→ **What the task requires**: Extract all lines that hold "Stuert" from the records below.

# Start of Records

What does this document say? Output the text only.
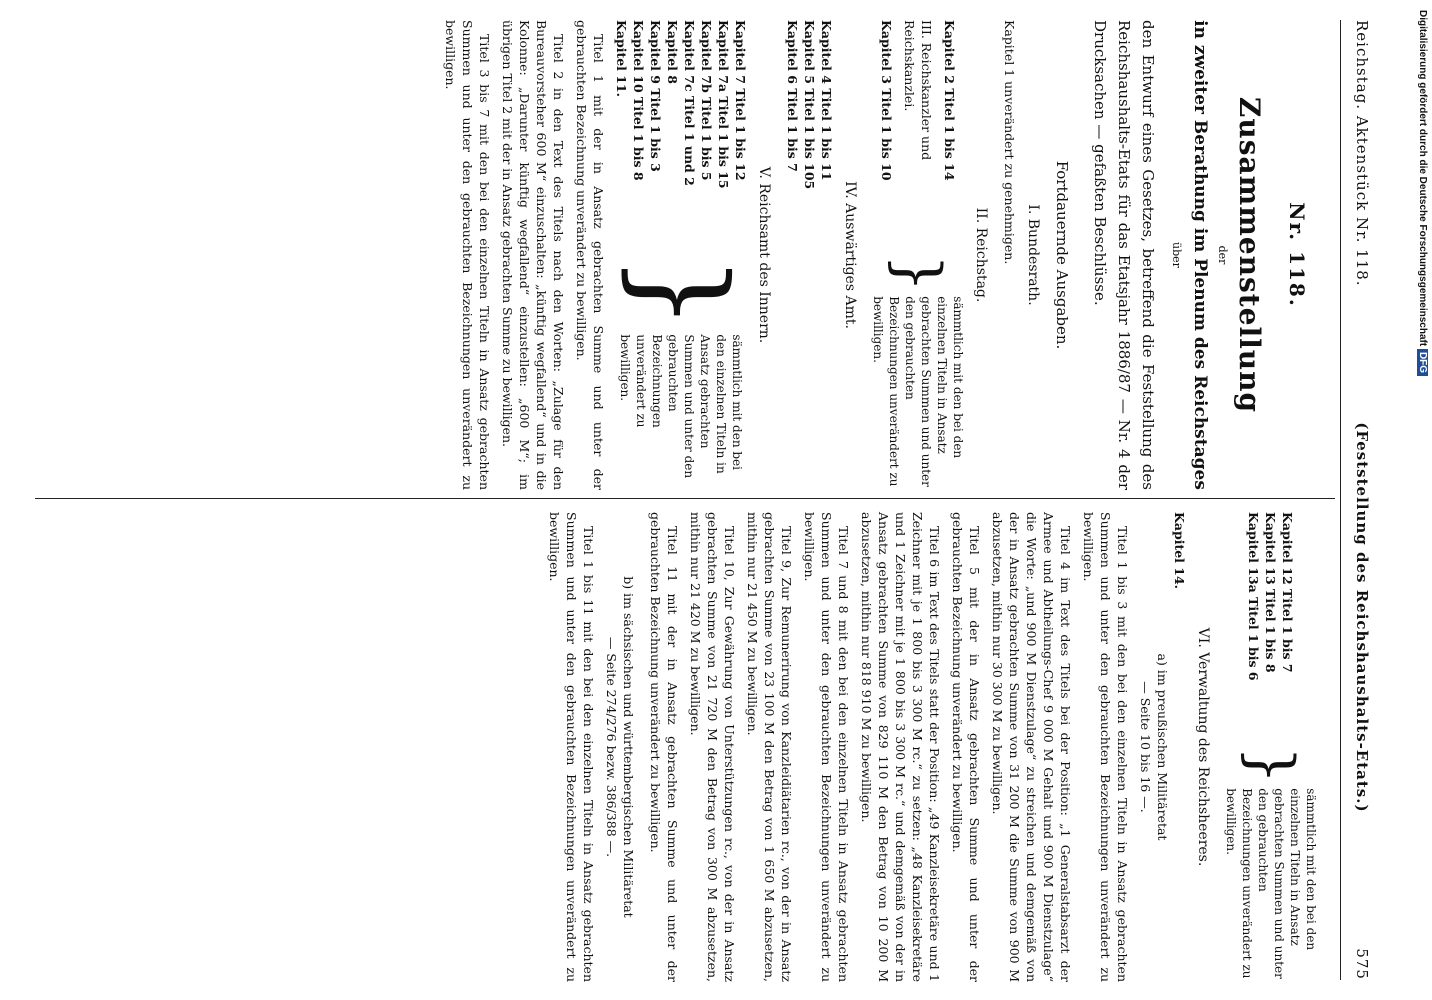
Reichstag. Aktenstück Nr. 118.
(Feststellung des Reichshaushalts-Etats.)
575
Nr. 118.
Zusammenstellung
der
in zweiter Berathung im Plenum des Reichstages
über
den Entwurf eines Gesetzes, betreffend die Feststellung des Reichshaushalts-Etats für das Etatsjahr 1886/87 — Nr. 4 der Drucksachen — gefaßten Beschlüsse.
Fortdauernde Ausgaben.
I. Bundesrath.
Kapitel 1 unverändert zu genehmigen.
II. Reichstag.
Kapitel 2 Titel 1 bis 14
III. Reichskanzler und Reichskanzlei.
Kapitel 3 Titel 1 bis 10
}
sämmtlich mit den bei den einzelnen Titeln in Ansatz gebrachten Summen und unter den gebrauchten Bezeichnungen unverändert zu bewilligen.
IV. Auswärtiges Amt.
Kapitel 4 Titel 1 bis 11
Kapitel 5 Titel 1 bis 105
Kapitel 6 Titel 1 bis 7
V. Reichsamt des Innern.
Kapitel 7 Titel 1 bis 12
Kapitel 7a Titel 1 bis 15
Kapitel 7b Titel 1 bis 5
Kapitel 7c Titel 1 und 2
Kapitel 8
Kapitel 9 Titel 1 bis 3
Kapitel 10 Titel 1 bis 8
Kapitel 11.
}
sämmtlich mit den bei den einzelnen Titeln in Ansatz gebrachten Summen und unter den gebrauchten Bezeichnungen unverändert zu bewilligen.
Titel 1 mit der in Ansatz gebrachten Summe und unter der gebrauchten Bezeichnung unverändert zu bewilligen.
Titel 2 in den Text des Titels nach den Worten: „Zulage für den Bureauvorsteher 600 M“ einzuschalten: „künftig wegfallend“ und in die Kolonne: „Darunter künftig wegfallend“ einzustellen: „600 M“; im übrigen Titel 2 mit der in Ansatz gebrachten Summe zu bewilligen.
Titel 3 bis 7 mit den bei den einzelnen Titeln in Ansatz gebrachten Summen und unter den gebrauchten Bezeichnungen unverändert zu bewilligen.
Kapitel 12 Titel 1 bis 7
Kapitel 13 Titel 1 bis 8
Kapitel 13a Titel 1 bis 6
}
sämmtlich mit den bei den einzelnen Titeln in Ansatz gebrachten Summen und unter den gebrauchten Bezeichnungen unverändert zu bewilligen.
VI. Verwaltung des Reichsheeres.
Kapitel 14.
a) im preußischen Militäretat
— Seite 10 bis 16 —.
Titel 1 bis 3 mit den bei den einzelnen Titeln in Ansatz gebrachten Summen und unter den gebrauchten Bezeichnungen unverändert zu bewilligen.
Titel 4 im Text des Titels bei der Position: „1 Generalstabsarzt der Armee und Abtheilungs-Chef 9 000 M Gehalt und 900 M Dienstzulage“ die Worte: „und 900 M Dienstzulage“ zu streichen und demgemäß von der in Ansatz gebrachten Summe von 31 200 M die Summe von 900 M abzusetzen, mithin nur 30 300 M zu bewilligen.
Titel 5 mit der in Ansatz gebrachten Summe und unter der gebrauchten Bezeichnung unverändert zu bewilligen.
Titel 6 im Text des Titels statt der Position: „49 Kanzleisekretäre und 1 Zeichner mit je 1 800 bis 3 300 M rc.“ zu setzen: „48 Kanzleisekretäre und 1 Zeichner mit je 1 800 bis 3 300 M rc.“ und demgemäß von der in Ansatz gebrachten Summe von 829 110 M den Betrag von 10 200 M abzusetzen, mithin nur 818 910 M zu bewilligen.
Titel 7 und 8 mit den bei den einzelnen Titeln in Ansatz gebrachten Summen und unter den gebrauchten Bezeichnungen unverändert zu bewilligen.
Titel 9, Zur Remunerirung von Kanzleidiätarien rc., von der in Ansatz gebrachten Summe von 23 100 M den Betrag von 1 650 M abzusetzen, mithin nur 21 450 M zu bewilligen.
Titel 10, Zur Gewährung von Unterstützungen rc., von der in Ansatz gebrachten Summe von 21 720 M den Betrag von 300 M abzusetzen, mithin nur 21 420 M zu bewilligen.
Titel 11 mit der in Ansatz gebrachten Summe und unter der gebrauchten Bezeichnung unverändert zu bewilligen.
b) im sächsischen und württembergischen Militäretat
— Seite 274/276 bezw. 386/388 —.
Titel 1 bis 11 mit den bei den einzelnen Titeln in Ansatz gebrachten Summen und unter den gebrauchten Bezeichnungen unverändert zu bewilligen.
Digitalisierung gefördert durch die Deutsche Forschungsgemeinschaft DFG
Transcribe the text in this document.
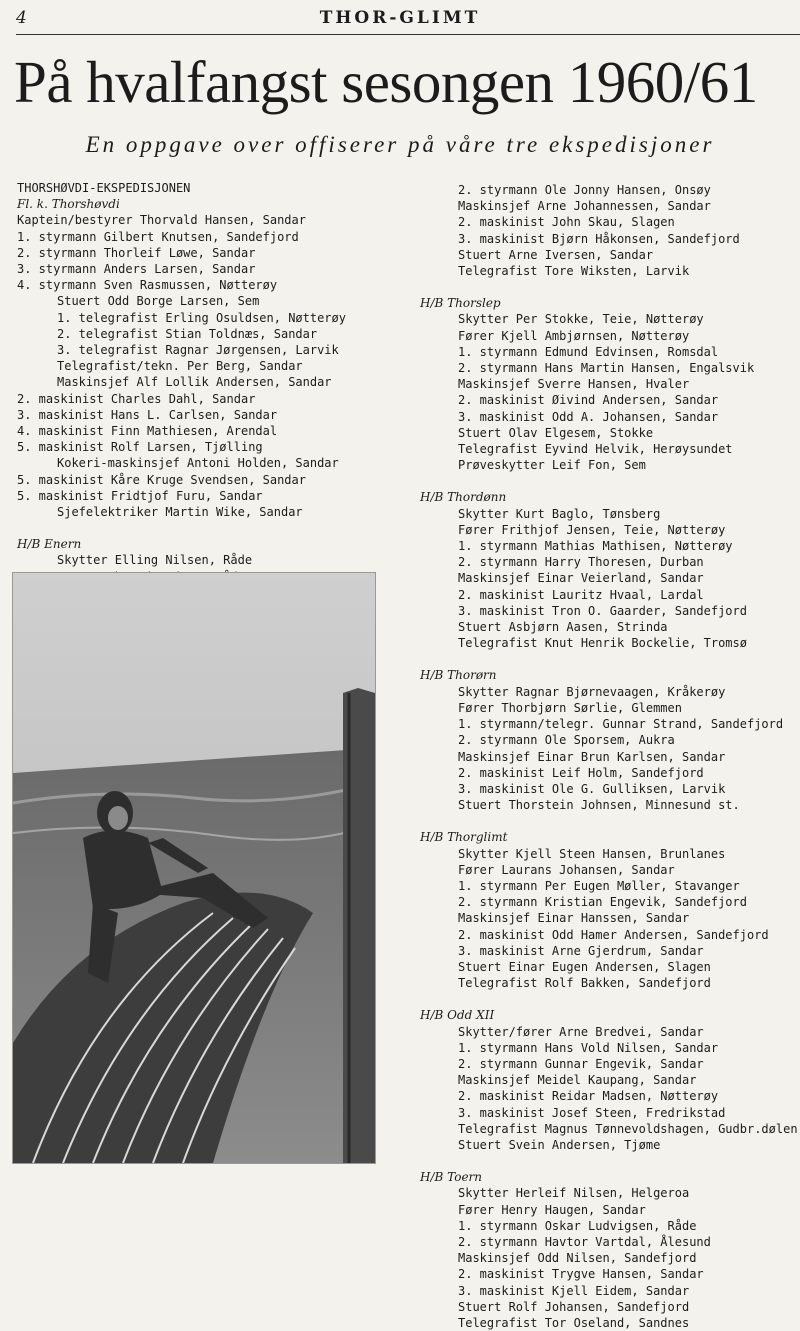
4	THOR-GLIMT
På hvalfangst sesongen 1960/61
En oppgave over offiserer på våre tre ekspedisjoner
THORSHØVDI-EKSPEDISJONEN
Fl. k. Thorshøvdi
Kaptein/bestyrer Thorvald Hansen, Sandar
1. styrmann Gilbert Knutsen, Sandefjord
2. styrmann Thorleif Løwe, Sandar
3. styrmann Anders Larsen, Sandar
4. styrmann Sven Rasmussen, Nøtterøy
Stuert Odd Borge Larsen, Sem
1. telegrafist Erling Osuldsen, Nøtterøy
2. telegrafist Stian Toldnæs, Sandar
3. telegrafist Ragnar Jørgensen, Larvik
Telegrafist/tekn. Per Berg, Sandar
Maskinsjef Alf Lollik Andersen, Sandar
2. maskinist Charles Dahl, Sandar
3. maskinist Hans L. Carlsen, Sandar
4. maskinist Finn Mathiesen, Arendal
5. maskinist Rolf Larsen, Tjølling
Kokeri-maskinsjef Antoni Holden, Sandar
5. maskinist Kåre Kruge Svendsen, Sandar
5. maskinist Fridtjof Furu, Sandar
Sjefelektriker Martin Wike, Sandar
H/B Enern
Skytter Elling Nilsen, Råde
2. styrmann Ole Jonny Hansen, Onsøy
Maskinsjef Arne Johannessen, Sandar
2. maskinist John Skau, Slagen
3. maskinist Bjørn Håkonsen, Sandefjord
Stuert Arne Iversen, Sandar
Telegrafist Tore Wiksten, Larvik
H/B Thorslep
Skytter Per Stokke, Teie, Nøtterøy
Fører Kjell Ambjørnsen, Nøtterøy
1. styrmann Edmund Edvinsen, Romsdal
2. styrmann Hans Martin Hansen, Engalsvik
Maskinsjef Sverre Hansen, Hvaler
2. maskinist Øivind Andersen, Sandar
3. maskinist Odd A. Johansen, Sandar
Stuert Olav Elgesem, Stokke
Telegrafist Eyvind Helvik, Herøysundet
Prøveskytter Leif Fon, Sem
H/B Thordønn
Skytter Kurt Baglo, Tønsberg
Fører Frithjof Jensen, Teie, Nøtterøy
1. styrmann Mathias Mathisen, Nøtterøy
2. styrmann Harry Thoresen, Durban
Maskinsjef Einar Veierland, Sandar
2. maskinist Lauritz Hvaal, Lardal
3. maskinist Tron O. Gaarder, Sandefjord
Stuert Asbjørn Aasen, Strinda
Telegrafist Knut Henrik Bockelie, Tromsø
H/B Thorørn
Skytter Ragnar Bjørnevaagen, Kråkerøy
Fører Thorbjørn Sørlie, Glemmen
1. styrmann/telegr. Gunnar Strand, Sandefjord
2. styrmann Ole Sporsem, Aukra
Maskinsjef Einar Brun Karlsen, Sandar
2. maskinist Leif Holm, Sandefjord
3. maskinist Ole G. Gulliksen, Larvik
Stuert Thorstein Johnsen, Minnesund st.
H/B Thorglimt
Skytter Kjell Steen Hansen, Brunlanes
Fører Laurans Johansen, Sandar
1. styrmann Per Eugen Møller, Stavanger
2. styrmann Kristian Engevik, Sandefjord
Maskinsjef Einar Hanssen, Sandar
2. maskinist Odd Hamer Andersen, Sandefjord
3. maskinist Arne Gjerdrum, Sandar
Stuert Einar Eugen Andersen, Slagen
Telegrafist Rolf Bakken, Sandefjord
H/B Odd XII
Skytter/fører Arne Bredvei, Sandar
1. styrmann Hans Vold Nilsen, Sandar
2. styrmann Gunnar Engevik, Sandar
Maskinsjef Meidel Kaupang, Sandar
2. maskinist Reidar Madsen, Nøtterøy
3. maskinist Josef Steen, Fredrikstad
Telegrafist Magnus Tønnevoldshagen, Gudbr.dølen
Stuert Svein Andersen, Tjøme
H/B Toern
Skytter Herleif Nilsen, Helgeroa
Fører Henry Haugen, Sandar
1. styrmann Oskar Ludvigsen, Råde
2. styrmann Havtor Vartdal, Ålesund
Maskinsjef Odd Nilsen, Sandefjord
2. maskinist Trygve Hansen, Sandar
3. maskinist Kjell Eidem, Sandar
Stuert Rolf Johansen, Sandefjord
Telegrafist Tor Oseland, Sandnes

# End of Records

→ **Response to the exercise**:
Stuert Odd Borge Larsen, Sem
Stuert Arne Iversen, Sandar
Stuert Olav Elgesem, Stokke
Stuert Asbjørn Aasen, Strinda
Stuert Thorstein Johnsen, Minnesund st.
Stuert Einar Eugen Andersen, Slagen
Stuert Svein Andersen, Tjøme
Stuert Rolf Johansen, Sandefjord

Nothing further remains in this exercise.